» Requirements: Please recast every line of the data below as a Markdown table with two columns, No. and Entry, numbering the rows and skipping blank lines. Leave the pictures out.

» Given entries:

^^^^^^^^^^^^^^^^

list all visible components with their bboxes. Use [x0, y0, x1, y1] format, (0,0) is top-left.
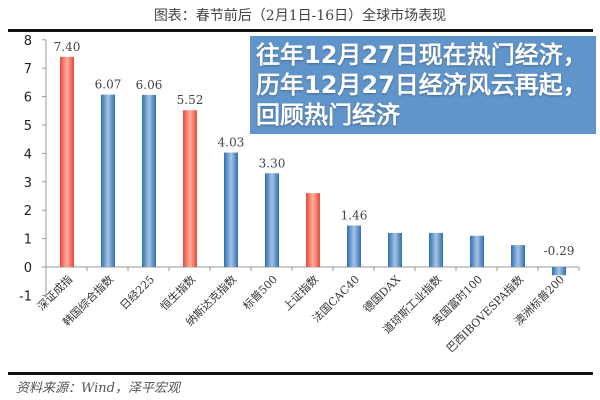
x-tick-label: 恒生指数	[157, 272, 198, 313]
bottom-rule	[8, 372, 593, 375]
data-label: 7.40	[54, 40, 81, 54]
bar	[60, 56, 74, 268]
chart-title: 图表：春节前后（2月1日-16日）全球市场表现	[154, 7, 446, 24]
y-tick-label: 8	[24, 34, 32, 49]
bar	[265, 173, 279, 267]
data-label: 3.30	[259, 156, 286, 170]
x-tick-label: 德国DAX	[360, 272, 403, 315]
bar	[224, 152, 238, 267]
top-rule	[8, 29, 593, 32]
bar	[552, 267, 566, 276]
bar	[429, 232, 443, 267]
bar	[347, 225, 361, 267]
y-tick-label: -1	[19, 289, 32, 304]
bar	[511, 245, 525, 267]
y-tick-label: 1	[24, 233, 32, 248]
x-tick-label: 上证指数	[280, 272, 321, 313]
headline-text: 往年12月27日现在热门经济，历年12月27日经济风云再起，回顾热门经济	[256, 41, 587, 129]
y-tick-label: 4	[24, 147, 32, 162]
bar	[183, 110, 197, 268]
data-label: 6.06	[136, 78, 163, 92]
y-tick-label: 3	[24, 176, 32, 191]
y-tick-label: 5	[24, 119, 32, 134]
bar	[470, 235, 484, 267]
source-note: 资料来源：Wind，泽平宏观	[16, 380, 182, 396]
data-label: 1.46	[341, 209, 368, 223]
data-label: 5.52	[177, 93, 204, 107]
bars: 7.40 6.07 6.06 5.52 4.03 3.30 1.46 -0.29	[54, 40, 575, 276]
x-tick-label: 巴西IBOVESPA指数	[443, 272, 526, 355]
data-label: 4.03	[218, 136, 245, 150]
headline-banner: 往年12月27日现在热门经济，历年12月27日经济风云再起，回顾热门经济	[250, 36, 596, 134]
bar	[101, 94, 115, 267]
x-tick-label: 标普500	[240, 272, 280, 312]
y-tick-label: 7	[24, 62, 32, 77]
x-tick-label: 深证成指	[34, 272, 75, 313]
y-tick-label: 2	[24, 204, 32, 219]
bar	[306, 193, 320, 267]
y-tick-label: 0	[24, 261, 32, 276]
bar	[142, 94, 156, 268]
data-label: -0.29	[544, 244, 575, 258]
y-axis: -1 0 1 2 3 4 5 6 7 8	[19, 34, 47, 304]
data-label: 6.07	[95, 78, 122, 92]
x-tick-label: 日经225	[118, 273, 158, 313]
y-tick-label: 6	[24, 91, 32, 106]
bar	[388, 232, 402, 267]
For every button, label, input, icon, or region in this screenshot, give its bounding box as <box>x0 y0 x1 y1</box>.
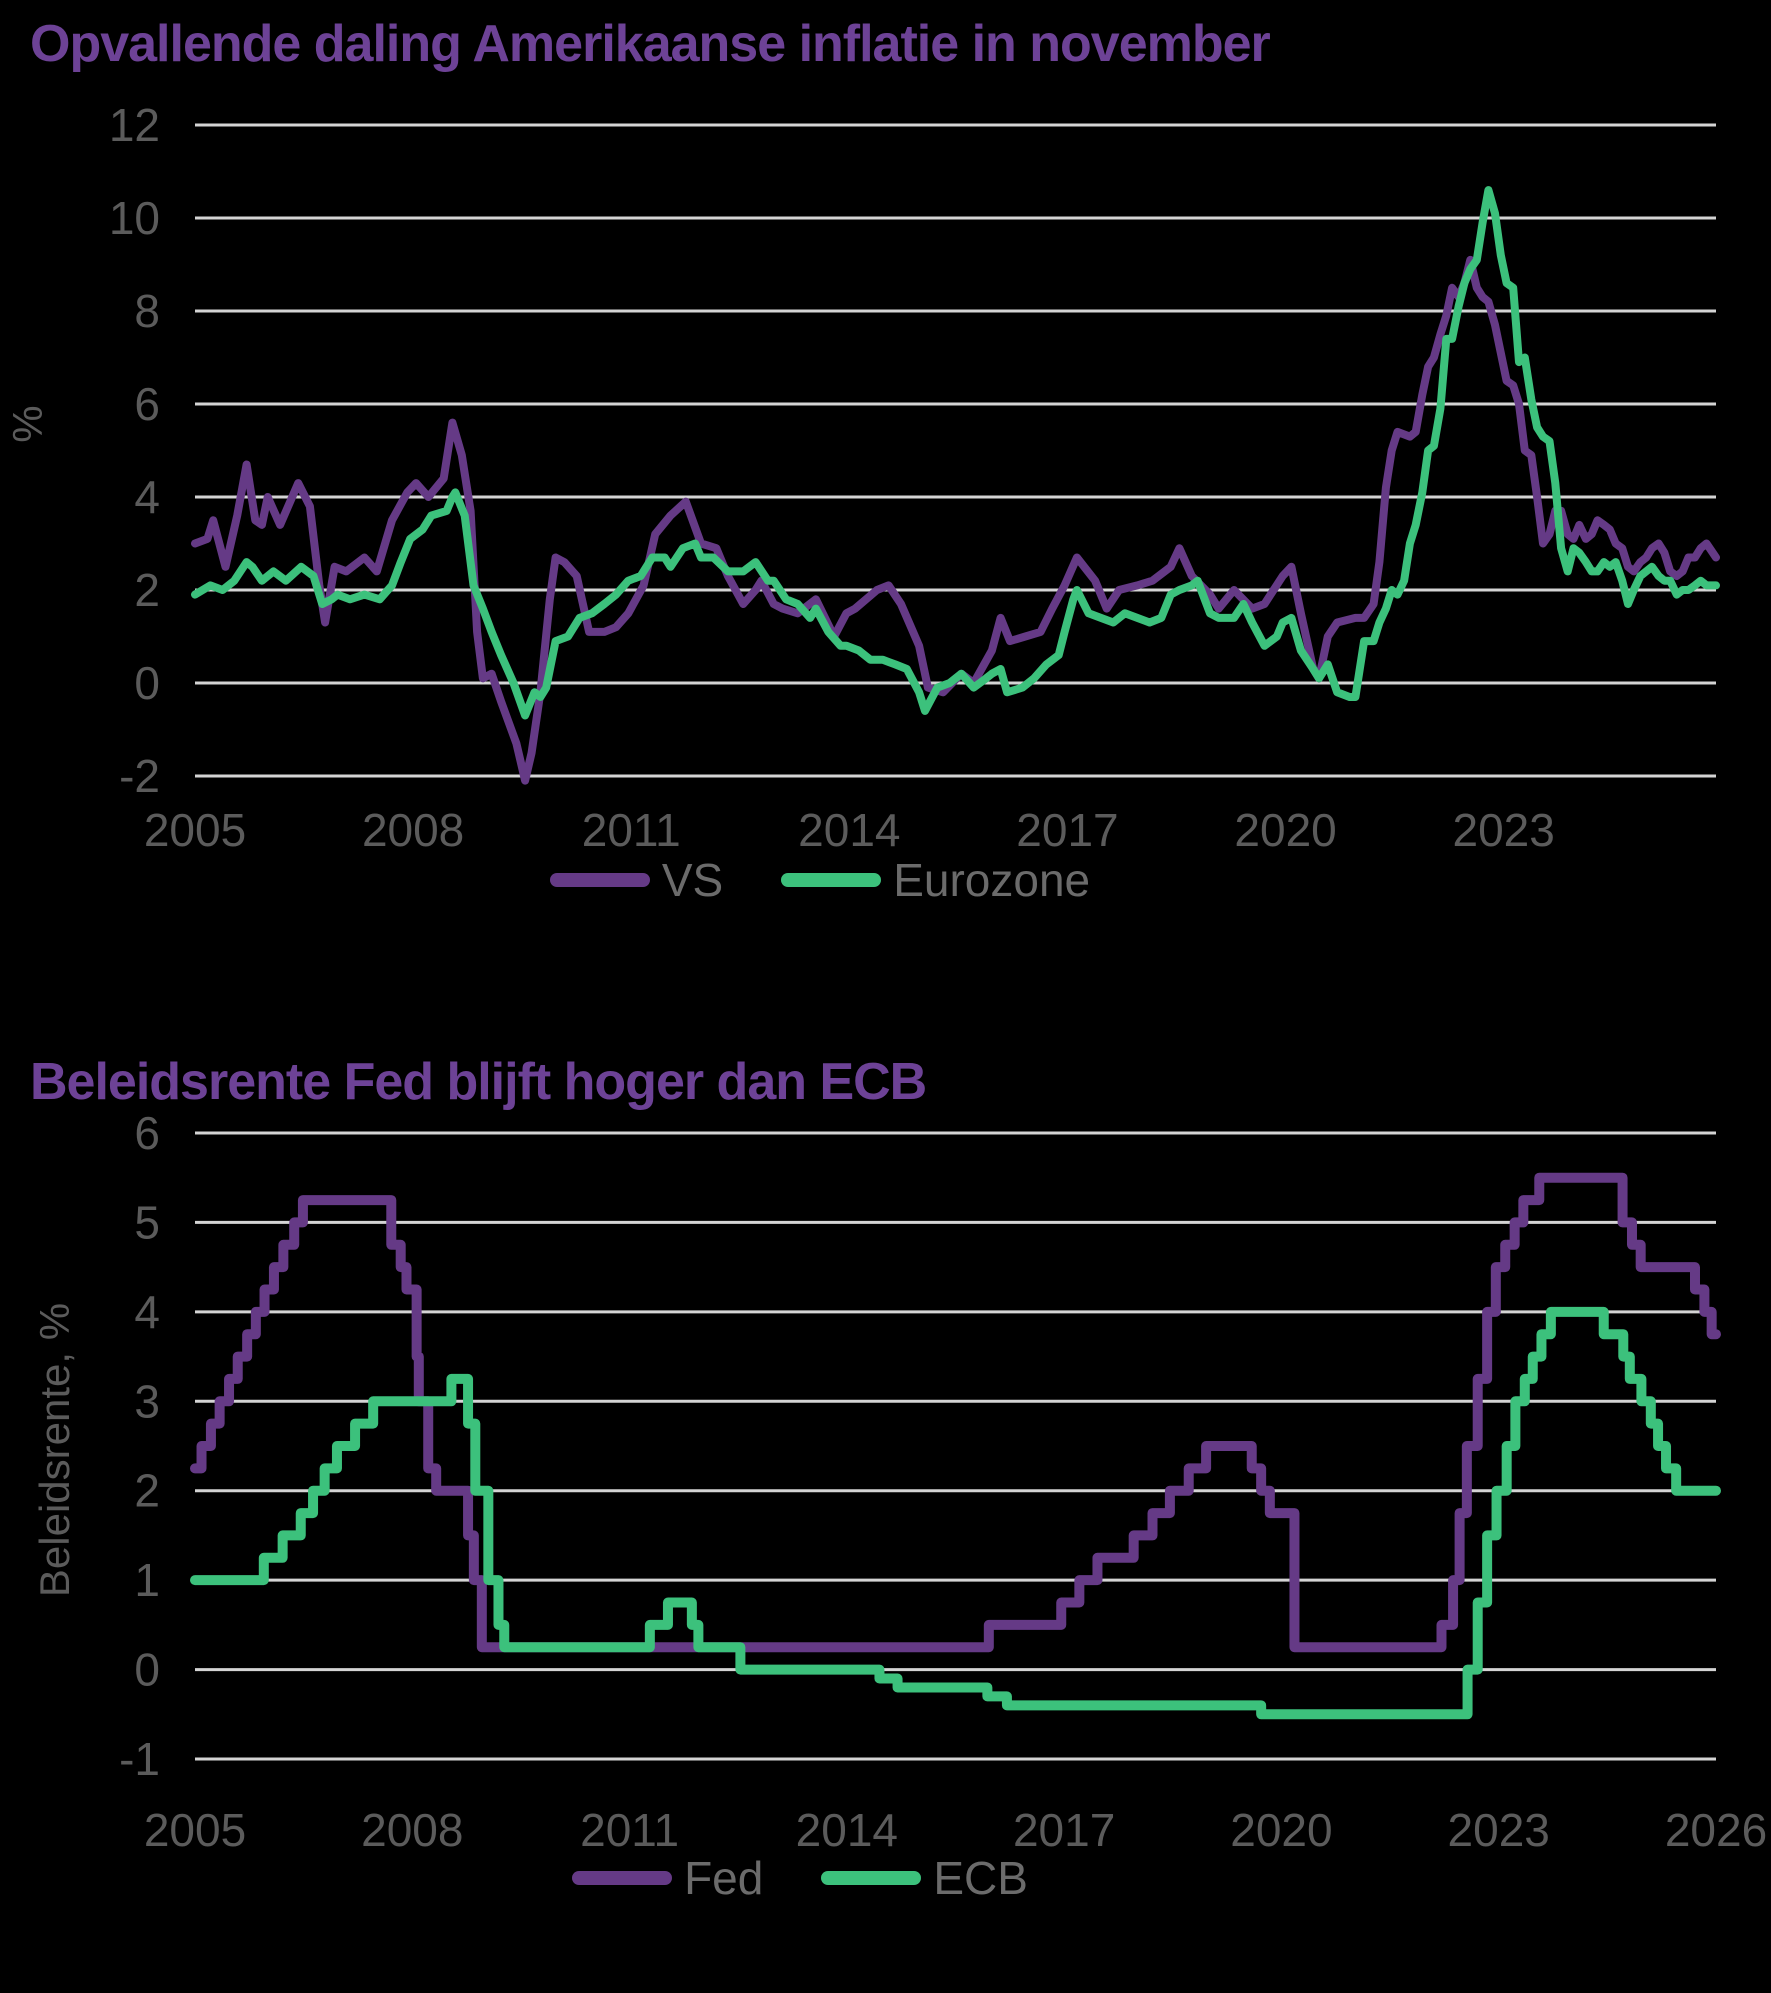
x-tick-label: 2011 <box>582 804 681 856</box>
y-tick-label: -2 <box>119 750 160 802</box>
y-tick-label: 1 <box>134 1554 160 1606</box>
y-tick-label: 12 <box>109 99 160 151</box>
x-tick-label: 2011 <box>580 1804 679 1856</box>
eurozone-line-swatch-icon <box>781 873 882 887</box>
fed-line-swatch-icon <box>572 1871 673 1885</box>
x-tick-label: 2026 <box>1665 1804 1767 1856</box>
legend-label-ecb: ECB <box>933 1852 1028 1904</box>
y-tick-label: 0 <box>134 1644 160 1696</box>
vs-line-swatch-icon <box>549 873 650 887</box>
series-line-fed <box>190 1172 1721 1653</box>
ecb-line-swatch-icon <box>821 1871 922 1885</box>
legend-item-eurozone: Eurozone <box>781 853 1090 907</box>
y-tick-label: 3 <box>134 1375 160 1427</box>
x-tick-label: 2008 <box>362 804 464 856</box>
chart2-title: Beleidsrente Fed blijft hoger dan ECB <box>30 1053 927 1111</box>
x-tick-label: 2005 <box>144 804 246 856</box>
chart1-title: Opvallende daling Amerikaanse inflatie i… <box>30 15 1271 73</box>
legend-label-eurozone: Eurozone <box>893 854 1091 906</box>
series-line-ecb <box>190 1306 1721 1720</box>
y-tick-label: 6 <box>134 1107 160 1159</box>
legend-item-vs: VS <box>549 853 724 907</box>
series-line-vs <box>191 255 1720 785</box>
y-tick-label: 10 <box>109 192 160 244</box>
x-tick-label: 2005 <box>144 1804 246 1856</box>
series-line-eurozone <box>191 186 1720 720</box>
y-tick-label: 4 <box>134 1286 160 1338</box>
x-tick-label: 2020 <box>1230 1804 1332 1856</box>
x-tick-label: 2014 <box>798 804 900 856</box>
y-tick-label: 0 <box>134 657 160 709</box>
y-tick-label: -1 <box>119 1733 160 1785</box>
y-tick-label: 4 <box>134 471 160 523</box>
chart2-y-axis-label: Beleidsrente, % <box>31 1302 78 1598</box>
x-tick-label: 2008 <box>361 1804 463 1856</box>
x-tick-label: 2014 <box>796 1804 898 1856</box>
chart1-legend: VS Eurozone <box>0 853 1640 907</box>
legend-item-ecb: ECB <box>821 1851 1028 1905</box>
y-tick-label: 2 <box>134 1465 160 1517</box>
y-tick-label: 6 <box>134 378 160 430</box>
legend-label-fed: Fed <box>684 1852 764 1904</box>
legend-label-vs: VS <box>661 854 724 906</box>
chart1-y-axis-label: % <box>4 405 51 443</box>
y-tick-label: 5 <box>134 1196 160 1248</box>
y-tick-label: 2 <box>134 564 160 616</box>
y-tick-label: 8 <box>134 285 160 337</box>
legend-item-fed: Fed <box>572 1851 763 1905</box>
chart2-legend: Fed ECB <box>0 1851 1600 1905</box>
x-tick-label: 2023 <box>1448 1804 1550 1856</box>
x-tick-label: 2023 <box>1453 804 1555 856</box>
x-tick-label: 2017 <box>1013 1804 1115 1856</box>
x-tick-label: 2017 <box>1016 804 1118 856</box>
x-tick-label: 2020 <box>1234 804 1336 856</box>
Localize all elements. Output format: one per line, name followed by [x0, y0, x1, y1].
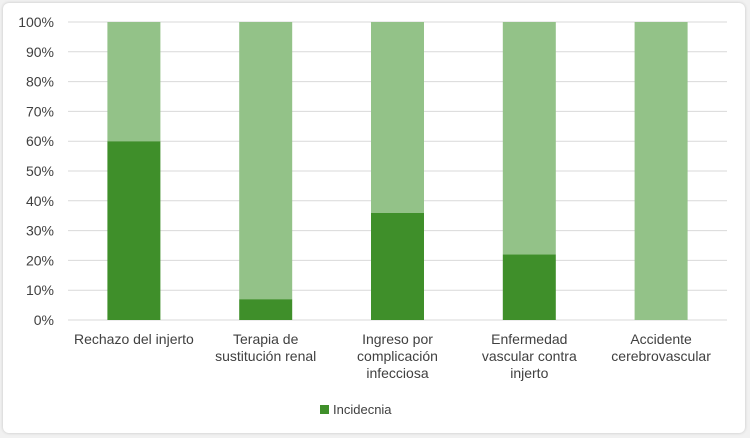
y-tick-label: 90% — [26, 44, 54, 60]
legend-swatch — [320, 405, 329, 414]
bar-segment-incidence — [502, 254, 556, 320]
bar-segment-remainder — [107, 22, 161, 142]
x-axis-labels: Rechazo del injerto Terapia de sustitución… — [74, 331, 711, 381]
y-tick-label: 60% — [26, 133, 54, 149]
x-category-label: Ingreso por complicación infecciosa — [357, 331, 438, 381]
y-tick-label: 70% — [26, 103, 54, 119]
bars — [107, 22, 688, 320]
y-tick-label: 50% — [26, 163, 54, 179]
y-tick-label: 40% — [26, 193, 54, 209]
bar-segment-remainder — [239, 22, 293, 300]
x-category-label: Enfermedad vascular contra injerto — [482, 331, 577, 381]
y-tick-label: 10% — [26, 282, 54, 298]
bar-segment-incidence — [371, 212, 424, 320]
bar-segment-remainder — [634, 22, 688, 320]
bar-segment-remainder — [502, 22, 556, 255]
legend-label: Incidecnia — [333, 402, 392, 417]
x-category-label: Rechazo del injerto — [74, 331, 194, 347]
y-tick-label: 30% — [26, 223, 54, 239]
y-tick-label: 20% — [26, 252, 54, 268]
y-tick-label: 100% — [18, 14, 54, 30]
x-category-label: Terapia de sustitución renal — [215, 331, 316, 364]
bar-segment-incidence — [107, 141, 161, 320]
legend: Incidecnia — [320, 402, 392, 417]
x-category-label: Accidente cerebrovascular — [611, 331, 711, 364]
y-tick-label: 0% — [34, 312, 54, 328]
y-axis-ticks: 0% 10% 20% 30% 40% 50% 60% 70% 80% 90% 100% — [18, 14, 54, 328]
bar-segment-remainder — [371, 22, 424, 213]
bar-segment-incidence — [239, 299, 293, 320]
y-tick-label: 80% — [26, 74, 54, 90]
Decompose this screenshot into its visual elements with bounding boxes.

^^^^^^^^^^^^^^^^

» Solution for this problem:
| No. | Entry |
|---|---|
| 1 | list all visible components with their bboxes. Use [x0, y0, x1, y1] format, (0,0) is top-left. |
| 2 | x-tick-label: 恒生指数	[157, 272, 198, 313] |
| 3 | bottom-rule	[8, 372, 593, 375] |
| 4 | data-label: 7.40	[54, 40, 81, 54] |
| 5 | bar	[60, 56, 74, 268] |
| 6 | chart-title: 图表：春节前后（2月1日-16日）全球市场表现	[154, 7, 446, 24] |
| 7 | y-tick-label: 8	[24, 34, 32, 49] |
| 8 | bar	[265, 173, 279, 267] |
| 9 | data-label: 3.30	[259, 156, 286, 170] |
| 10 | x-tick-label: 德国DAX	[360, 272, 403, 315] |
| 11 | bar	[224, 152, 238, 267] |
| 12 | top-rule	[8, 29, 593, 32] |
| 13 | bar	[552, 267, 566, 276] |
| 14 | bar	[429, 232, 443, 267] |
| 15 | bar	[347, 225, 361, 267] |
| 16 | y-tick-label: -1	[19, 289, 32, 304] |
| 17 | bar	[511, 245, 525, 267] |
| 18 | y-tick-label: 1	[24, 233, 32, 248] |
| 19 | x-tick-label: 上证指数	[280, 272, 321, 313] |
| 20 | headline-text: 往年12月27日现在热门经济，历年12月27日经济风云再起，回顾热门经济	[256, 41, 587, 129] |
| 21 | y-tick-label: 4	[24, 147, 32, 162] |
| 22 | bar	[183, 110, 197, 268] |
| 23 | data-label: 6.06	[136, 78, 163, 92] |
| 24 | y-tick-label: 3	[24, 176, 32, 191] |
| 25 | y-tick-label: 5	[24, 119, 32, 134] |
| 26 | bar	[470, 235, 484, 267] |
| 27 | source-note: 资料来源：Wind，泽平宏观	[16, 380, 182, 396] |
| 28 | data-label: 1.46	[341, 209, 368, 223] |
| 29 | data-label: 5.52	[177, 93, 204, 107] |
| 30 | bars: 7.40 6.07 6.06 5.52 4.03 3.30 1.46 -0.29	[54, 40, 575, 276] |
| 31 | x-tick-label: 巴西IBOVESPA指数	[443, 272, 526, 355] |
| 32 | data-label: 4.03	[218, 136, 245, 150] |
| 33 | headline-banner: 往年12月27日现在热门经济，历年12月27日经济风云再起，回顾热门经济	[250, 36, 596, 134] |
| 34 | bar	[101, 94, 115, 267] |
| 35 | x-tick-label: 标普500	[240, 272, 280, 312] |
| 36 | y-tick-label: 7	[24, 62, 32, 77] |
| 37 | x-tick-label: 深证成指	[34, 272, 75, 313] |
| 38 | y-tick-label: 2	[24, 204, 32, 219] |
| 39 | bar	[306, 193, 320, 267] |
| 40 | y-tick-label: 0	[24, 261, 32, 276] |
| 41 | bar	[142, 94, 156, 268] |
| 42 | data-label: -0.29	[544, 244, 575, 258] |
| 43 | y-axis: -1 0 1 2 3 4 5 6 7 8	[19, 34, 47, 304] |
| 44 | data-label: 6.07	[95, 78, 122, 92] |
| 45 | x-tick-label: 日经225	[118, 273, 158, 313] |
| 46 | y-tick-label: 6	[24, 91, 32, 106] |
| 47 | bar	[388, 232, 402, 267] |
| 48 | For every button, label, input, icon, or region in this screenshot, give its bounding box as <box>x0 y0 x1 y1</box>. |
| 49 | x-tick-label: 2011 <box>582 804 681 856</box> |
| 50 | y-tick-label: -2 <box>119 750 160 802</box> |
| 51 | y-tick-label: 1 <box>134 1554 160 1606</box> |
| 52 | y-tick-label: 12 <box>109 99 160 151</box> |
| 53 | x-tick-label: 2011 <box>580 1804 679 1856</box> |
| 54 | eurozone-line-swatch-icon <box>781 873 882 887</box> |
| 55 | fed-line-swatch-icon <box>572 1871 673 1885</box> |
| 56 | x-tick-label: 2026 <box>1665 1804 1767 1856</box> |
| 57 | legend-label-ecb: ECB <box>933 1852 1028 1904</box> |
| 58 | y-tick-label: 0 <box>134 1644 160 1696</box> |
| 59 | vs-line-swatch-icon <box>549 873 650 887</box> |
| 60 | series-line-fed <box>190 1172 1721 1653</box> |
| 61 | ecb-line-swatch-icon <box>821 1871 922 1885</box> |
| 62 | legend-item-eurozone: Eurozone <box>781 853 1090 907</box> |
| 63 | y-tick-label: 3 <box>134 1375 160 1427</box> |
| 64 | x-tick-label: 2008 <box>362 804 464 856</box> |
| 65 | chart2-title: Beleidsrente Fed blijft hoger dan ECB <box>30 1053 927 1111</box> |
| 66 | x-tick-label: 2005 <box>144 804 246 856</box> |
| 67 | chart1-title: Opvallende daling Amerikaanse inflatie i… <box>30 15 1271 73</box> |
| 68 | legend-label-eurozone: Eurozone <box>893 854 1091 906</box> |
| 69 | series-line-ecb <box>190 1306 1721 1720</box> |
| 70 | y-tick-label: 6 <box>134 1107 160 1159</box> |
| 71 | legend-item-vs: VS <box>549 853 724 907</box> |
| 72 | series-line-vs <box>191 255 1720 785</box> |
| 73 | y-tick-label: 10 <box>109 192 160 244</box> |
| 74 | x-tick-label: 2005 <box>144 1804 246 1856</box> |
| 75 | series-line-eurozone <box>191 186 1720 720</box> |
| 76 | y-tick-label: 4 <box>134 1286 160 1338</box> |
| 77 | x-tick-label: 2020 <box>1230 1804 1332 1856</box> |
| 78 | x-tick-label: 2014 <box>798 804 900 856</box> |
| 79 | y-tick-label: 0 <box>134 657 160 709</box> |
| 80 | y-tick-label: -1 <box>119 1733 160 1785</box> |
| 81 | y-tick-label: 4 <box>134 471 160 523</box> |
| 82 | chart2-y-axis-label: Beleidsrente, % <box>31 1302 78 1598</box> |
| 83 | x-tick-label: 2008 <box>361 1804 463 1856</box> |
| 84 | x-tick-label: 2014 <box>796 1804 898 1856</box> |
| 85 | chart1-legend: VS Eurozone <box>0 853 1640 907</box> |
| 86 | legend-item-ecb: ECB <box>821 1851 1028 1905</box> |
| 87 | y-tick-label: 2 <box>134 1465 160 1517</box> |
| 88 | y-tick-label: 6 <box>134 378 160 430</box> |
| 89 | legend-label-fed: Fed <box>684 1852 764 1904</box> |
| 90 | legend-label-vs: VS <box>661 854 724 906</box> |
| 91 | chart1-y-axis-label: % <box>4 405 51 443</box> |
| 92 | y-tick-label: 5 <box>134 1196 160 1248</box> |
| 93 | y-tick-label: 2 <box>134 564 160 616</box> |
| 94 | y-tick-label: 8 <box>134 285 160 337</box> |
| 95 | legend-item-fed: Fed <box>572 1851 763 1905</box> |
| 96 | chart2-legend: Fed ECB <box>0 1851 1600 1905</box> |
| 97 | x-tick-label: 2023 <box>1448 1804 1550 1856</box> |
| 98 | x-tick-label: 2023 <box>1453 804 1555 856</box> |
| 99 | x-tick-label: 2017 <box>1013 1804 1115 1856</box> |
| 100 | x-tick-label: 2017 <box>1016 804 1118 856</box> |
| 101 | x-tick-label: 2020 <box>1234 804 1336 856</box> |
| 102 | Localize all elements. Output format: one per line, name followed by [x0, y0, x1, y1]. |
| 103 | y-tick-label: 90% — [26, 44, 54, 60] |
| 104 | legend-swatch — [320, 405, 329, 414] |
| 105 | bar-segment-incidence — [502, 254, 556, 320] |
| 106 | bar-segment-remainder — [107, 22, 161, 142] |
| 107 | x-axis-labels: Rechazo del injerto Terapia de sustitución… — [74, 331, 711, 381] |
| 108 | y-tick-label: 60% — [26, 133, 54, 149] |
| 109 | x-category-label: Ingreso por complicación infecciosa — [357, 331, 438, 381] |
| 110 | y-tick-label: 70% — [26, 103, 54, 119] |
| 111 | bars — [107, 22, 688, 320] |
| 112 | y-tick-label: 50% — [26, 163, 54, 179] |
| 113 | y-tick-label: 40% — [26, 193, 54, 209] |
| 114 | bar-segment-remainder — [239, 22, 293, 300] |
| 115 | x-category-label: Enfermedad vascular contra injerto — [482, 331, 577, 381] |
| 116 | y-tick-label: 10% — [26, 282, 54, 298] |
| 117 | bar-segment-incidence — [371, 212, 424, 320] |
| 118 | bar-segment-remainder — [634, 22, 688, 320] |
| 119 | bar-segment-remainder — [502, 22, 556, 255] |
| 120 | legend-label: Incidecnia — [333, 402, 392, 417] |
| 121 | x-category-label: Rechazo del injerto — [74, 331, 194, 347] |
| 122 | y-tick-label: 30% — [26, 223, 54, 239] |
| 123 | y-tick-label: 20% — [26, 252, 54, 268] |
| 124 | y-tick-label: 100% — [18, 14, 54, 30] |
| 125 | x-category-label: Terapia de sustitución renal — [215, 331, 316, 364] |
| 126 | bar-segment-incidence — [107, 141, 161, 320] |
| 127 | legend: Incidecnia — [320, 402, 392, 417] |
| 128 | x-category-label: Accidente cerebrovascular — [611, 331, 711, 364] |
| 129 | y-tick-label: 0% — [34, 312, 54, 328] |
| 130 | y-axis-ticks: 0% 10% 20% 30% 40% 50% 60% 70% 80% 90% 100% — [18, 14, 54, 328] |
| 131 | bar-segment-remainder — [371, 22, 424, 213] |
| 132 | bar-segment-incidence — [239, 299, 293, 320] |
| 133 | y-tick-label: 80% — [26, 74, 54, 90] |
| 134 | Decompose this screenshot into its visual elements with bounding boxes. |